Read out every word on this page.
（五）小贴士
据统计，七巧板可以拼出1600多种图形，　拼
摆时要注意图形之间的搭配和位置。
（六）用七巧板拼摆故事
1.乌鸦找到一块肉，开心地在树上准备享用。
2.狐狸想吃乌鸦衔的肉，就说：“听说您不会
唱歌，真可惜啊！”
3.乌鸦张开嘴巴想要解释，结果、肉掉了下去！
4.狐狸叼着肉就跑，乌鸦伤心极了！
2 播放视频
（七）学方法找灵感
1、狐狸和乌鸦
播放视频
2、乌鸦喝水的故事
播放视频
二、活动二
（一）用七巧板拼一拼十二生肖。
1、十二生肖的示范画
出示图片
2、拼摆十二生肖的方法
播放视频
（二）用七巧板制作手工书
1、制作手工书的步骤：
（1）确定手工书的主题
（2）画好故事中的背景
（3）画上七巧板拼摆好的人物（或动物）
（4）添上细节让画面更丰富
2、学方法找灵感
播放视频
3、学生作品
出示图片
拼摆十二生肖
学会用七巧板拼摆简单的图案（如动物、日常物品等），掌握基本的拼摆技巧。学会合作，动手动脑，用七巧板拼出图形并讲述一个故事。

__________________________________________________

What needs to be done:
Restate the whole listing exactly.

Output of the task:
Read out every word on this page.
（五）小贴士
据统计，七巧板可以拼出1600多种图形，　拼
摆时要注意图形之间的搭配和位置。
（六）用七巧板拼摆故事
1.乌鸦找到一块肉，开心地在树上准备享用。
2.狐狸想吃乌鸦衔的肉，就说：“听说您不会
唱歌，真可惜啊！”
3.乌鸦张开嘴巴想要解释，结果、肉掉了下去！
4.狐狸叼着肉就跑，乌鸦伤心极了！
2 播放视频
（七）学方法找灵感
1、狐狸和乌鸦
播放视频
2、乌鸦喝水的故事
播放视频
二、活动二
（一）用七巧板拼一拼十二生肖。
1、十二生肖的示范画
出示图片
2、拼摆十二生肖的方法
播放视频
（二）用七巧板制作手工书
1、制作手工书的步骤：
（1）确定手工书的主题
（2）画好故事中的背景
（3）画上七巧板拼摆好的人物（或动物）
（4）添上细节让画面更丰富
2、学方法找灵感
播放视频
3、学生作品
出示图片
拼摆十二生肖
学会用七巧板拼摆简单的图案（如动物、日常物品等），掌握基本的拼摆技巧。学会合作，动手动脑，用七巧板拼出图形并讲述一个故事。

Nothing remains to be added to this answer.